● **Exercise**
Could you filter the records below and return each line that holds "blood"?

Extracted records
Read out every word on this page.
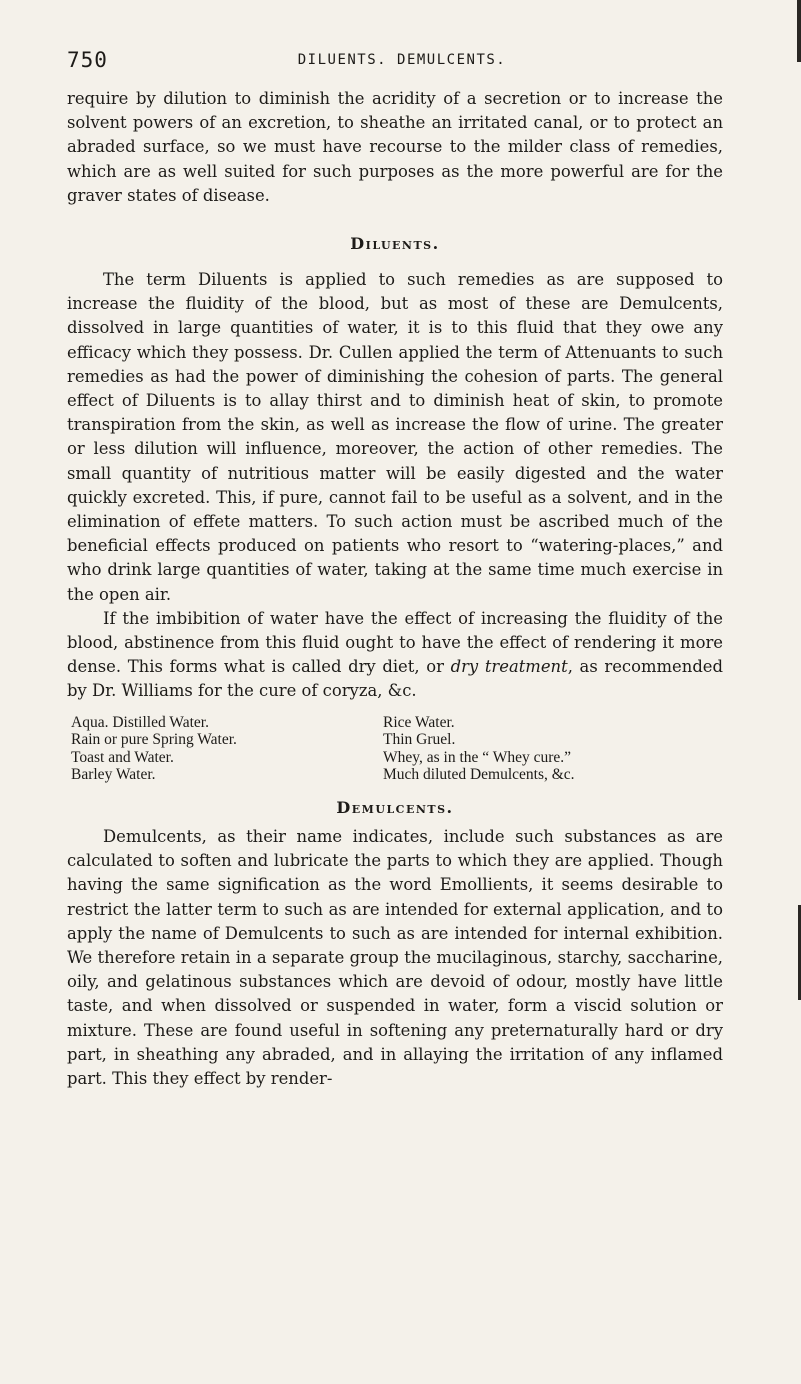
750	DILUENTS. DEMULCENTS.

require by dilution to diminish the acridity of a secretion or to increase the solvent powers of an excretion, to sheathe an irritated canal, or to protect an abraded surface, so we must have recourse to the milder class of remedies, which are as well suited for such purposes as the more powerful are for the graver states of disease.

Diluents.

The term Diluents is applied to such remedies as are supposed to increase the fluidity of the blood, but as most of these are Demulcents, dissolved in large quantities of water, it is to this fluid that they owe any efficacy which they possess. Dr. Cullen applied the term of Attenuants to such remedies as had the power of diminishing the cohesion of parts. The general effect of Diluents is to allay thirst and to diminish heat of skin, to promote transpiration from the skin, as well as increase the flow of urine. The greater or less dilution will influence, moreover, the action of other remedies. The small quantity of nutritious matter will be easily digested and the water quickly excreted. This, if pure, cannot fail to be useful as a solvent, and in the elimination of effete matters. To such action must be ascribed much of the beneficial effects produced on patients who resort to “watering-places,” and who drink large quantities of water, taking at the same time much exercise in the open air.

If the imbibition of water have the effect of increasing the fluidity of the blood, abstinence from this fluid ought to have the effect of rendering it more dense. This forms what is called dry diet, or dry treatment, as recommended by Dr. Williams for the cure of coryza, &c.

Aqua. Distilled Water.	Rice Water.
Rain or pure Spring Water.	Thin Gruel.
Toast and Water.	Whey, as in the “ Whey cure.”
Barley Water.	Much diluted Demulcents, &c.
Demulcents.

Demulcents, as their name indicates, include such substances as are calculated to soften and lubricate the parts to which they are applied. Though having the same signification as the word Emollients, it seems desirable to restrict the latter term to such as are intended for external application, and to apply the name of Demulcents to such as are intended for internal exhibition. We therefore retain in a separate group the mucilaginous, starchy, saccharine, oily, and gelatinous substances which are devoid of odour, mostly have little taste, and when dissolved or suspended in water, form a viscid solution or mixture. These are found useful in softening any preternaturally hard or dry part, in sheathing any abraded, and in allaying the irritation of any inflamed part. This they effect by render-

● **Written response**
The term Diluents is applied to such remedies as are supposed to increase the fluidity of the blood, but as most of these are Demulcents, dissolved in large quantities of water, it is to this fluid that they owe any efficacy which they possess. Dr. Cullen applied the term of Attenuants to such remedies as had the power of diminishing the cohesion of parts. The general effect of Diluents is to allay thirst and to diminish heat of skin, to promote transpiration from the skin, as well as increase the flow of urine. The greater or less dilution will influence, moreover, the action of other remedies. The small quantity of nutritious matter will be easily digested and the water quickly excreted. This, if pure, cannot fail to be useful as a solvent, and in the elimination of effete matters. To such action must be ascribed much of the beneficial effects produced on patients who resort to “watering-places,” and who drink large quantities of water, taking at the same time much exercise in the open air.
If the imbibition of water have the effect of increasing the fluidity of the blood, abstinence from this fluid ought to have the effect of rendering it more dense. This forms what is called dry diet, or dry treatment, as recommended by Dr. Williams for the cure of coryza, &c.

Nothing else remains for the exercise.